■ **WHAT IS REQUIRED**
Where does the string "actividades" appear? Copy every line of the entries below that holds it.

■ **Data listing**
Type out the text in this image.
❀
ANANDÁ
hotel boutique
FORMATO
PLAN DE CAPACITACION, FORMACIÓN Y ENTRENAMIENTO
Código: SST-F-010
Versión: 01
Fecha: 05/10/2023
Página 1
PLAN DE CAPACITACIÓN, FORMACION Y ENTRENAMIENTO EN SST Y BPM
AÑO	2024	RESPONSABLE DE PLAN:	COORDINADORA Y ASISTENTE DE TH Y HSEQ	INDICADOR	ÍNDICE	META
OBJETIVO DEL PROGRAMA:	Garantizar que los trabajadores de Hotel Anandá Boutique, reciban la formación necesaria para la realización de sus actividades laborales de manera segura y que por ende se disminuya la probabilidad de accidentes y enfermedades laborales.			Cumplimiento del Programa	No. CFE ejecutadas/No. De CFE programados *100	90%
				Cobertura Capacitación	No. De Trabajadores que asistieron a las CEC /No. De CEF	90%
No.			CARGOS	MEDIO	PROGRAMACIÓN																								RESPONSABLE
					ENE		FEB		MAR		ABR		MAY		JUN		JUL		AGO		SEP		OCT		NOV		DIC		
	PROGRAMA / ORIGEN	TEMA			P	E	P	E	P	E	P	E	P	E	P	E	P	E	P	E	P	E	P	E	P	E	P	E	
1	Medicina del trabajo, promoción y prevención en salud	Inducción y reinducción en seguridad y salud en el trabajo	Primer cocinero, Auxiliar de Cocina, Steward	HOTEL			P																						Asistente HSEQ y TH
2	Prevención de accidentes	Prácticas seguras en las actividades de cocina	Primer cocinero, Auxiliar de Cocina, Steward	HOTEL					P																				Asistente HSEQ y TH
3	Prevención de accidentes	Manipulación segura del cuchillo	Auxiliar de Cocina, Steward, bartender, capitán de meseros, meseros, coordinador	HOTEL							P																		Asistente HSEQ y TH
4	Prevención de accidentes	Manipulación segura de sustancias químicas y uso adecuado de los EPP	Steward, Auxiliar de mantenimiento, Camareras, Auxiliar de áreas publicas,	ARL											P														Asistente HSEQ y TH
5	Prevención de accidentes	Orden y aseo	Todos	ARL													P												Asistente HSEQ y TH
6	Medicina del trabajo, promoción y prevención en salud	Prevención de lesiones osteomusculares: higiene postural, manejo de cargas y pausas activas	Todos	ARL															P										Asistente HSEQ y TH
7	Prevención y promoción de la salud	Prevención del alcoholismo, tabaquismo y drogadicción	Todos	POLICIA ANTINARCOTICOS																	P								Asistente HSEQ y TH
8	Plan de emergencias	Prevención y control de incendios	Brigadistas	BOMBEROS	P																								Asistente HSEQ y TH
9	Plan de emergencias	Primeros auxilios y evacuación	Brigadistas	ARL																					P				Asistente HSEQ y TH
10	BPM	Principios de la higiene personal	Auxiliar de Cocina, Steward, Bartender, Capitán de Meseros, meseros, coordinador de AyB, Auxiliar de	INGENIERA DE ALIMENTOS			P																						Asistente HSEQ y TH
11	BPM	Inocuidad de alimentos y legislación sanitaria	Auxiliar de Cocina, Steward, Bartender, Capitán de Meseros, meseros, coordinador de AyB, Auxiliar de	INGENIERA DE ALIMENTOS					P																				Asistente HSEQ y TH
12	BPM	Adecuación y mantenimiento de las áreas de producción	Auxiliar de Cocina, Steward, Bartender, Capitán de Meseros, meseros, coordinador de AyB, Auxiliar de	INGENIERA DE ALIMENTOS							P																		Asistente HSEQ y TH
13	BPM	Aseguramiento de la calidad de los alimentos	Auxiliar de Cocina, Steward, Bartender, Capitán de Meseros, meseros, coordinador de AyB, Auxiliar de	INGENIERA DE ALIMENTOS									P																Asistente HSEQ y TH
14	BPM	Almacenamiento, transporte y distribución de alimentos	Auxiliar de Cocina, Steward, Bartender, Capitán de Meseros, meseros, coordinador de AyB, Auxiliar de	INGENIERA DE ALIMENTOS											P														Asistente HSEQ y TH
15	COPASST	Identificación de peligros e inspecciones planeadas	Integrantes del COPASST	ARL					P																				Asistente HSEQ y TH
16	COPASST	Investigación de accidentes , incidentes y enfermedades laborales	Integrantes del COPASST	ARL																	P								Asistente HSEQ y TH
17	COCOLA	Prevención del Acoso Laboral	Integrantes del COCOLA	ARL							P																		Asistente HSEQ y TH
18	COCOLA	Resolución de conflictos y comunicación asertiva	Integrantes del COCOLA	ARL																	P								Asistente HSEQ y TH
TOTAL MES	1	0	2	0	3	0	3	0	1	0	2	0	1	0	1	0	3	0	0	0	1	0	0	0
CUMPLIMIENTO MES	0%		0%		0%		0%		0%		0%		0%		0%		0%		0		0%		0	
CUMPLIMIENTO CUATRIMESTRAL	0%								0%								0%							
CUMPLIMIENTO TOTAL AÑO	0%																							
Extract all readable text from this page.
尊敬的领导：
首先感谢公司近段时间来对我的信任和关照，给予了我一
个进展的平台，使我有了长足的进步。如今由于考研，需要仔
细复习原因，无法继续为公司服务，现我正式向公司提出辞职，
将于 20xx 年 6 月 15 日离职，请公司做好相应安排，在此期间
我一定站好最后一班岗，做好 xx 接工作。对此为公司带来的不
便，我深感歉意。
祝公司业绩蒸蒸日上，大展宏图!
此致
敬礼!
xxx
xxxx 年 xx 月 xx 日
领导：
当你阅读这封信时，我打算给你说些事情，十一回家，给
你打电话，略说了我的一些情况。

■ **ANSWER**
OBJETIVO DEL PROGRAMA:	Garantizar que los trabajadores de Hotel Anandá Boutique, reciban la formación necesaria para la realización de sus actividades laborales de manera segura y que por ende se disminuya la probabilidad de accidentes y enfermedades laborales.			Cumplimiento del Programa	No. CFE ejecutadas/No. De CFE programados *100	90%
2	Prevención de accidentes	Prácticas seguras en las actividades de cocina	Primer cocinero, Auxiliar de Cocina, Steward	HOTEL					P																				Asistente HSEQ y TH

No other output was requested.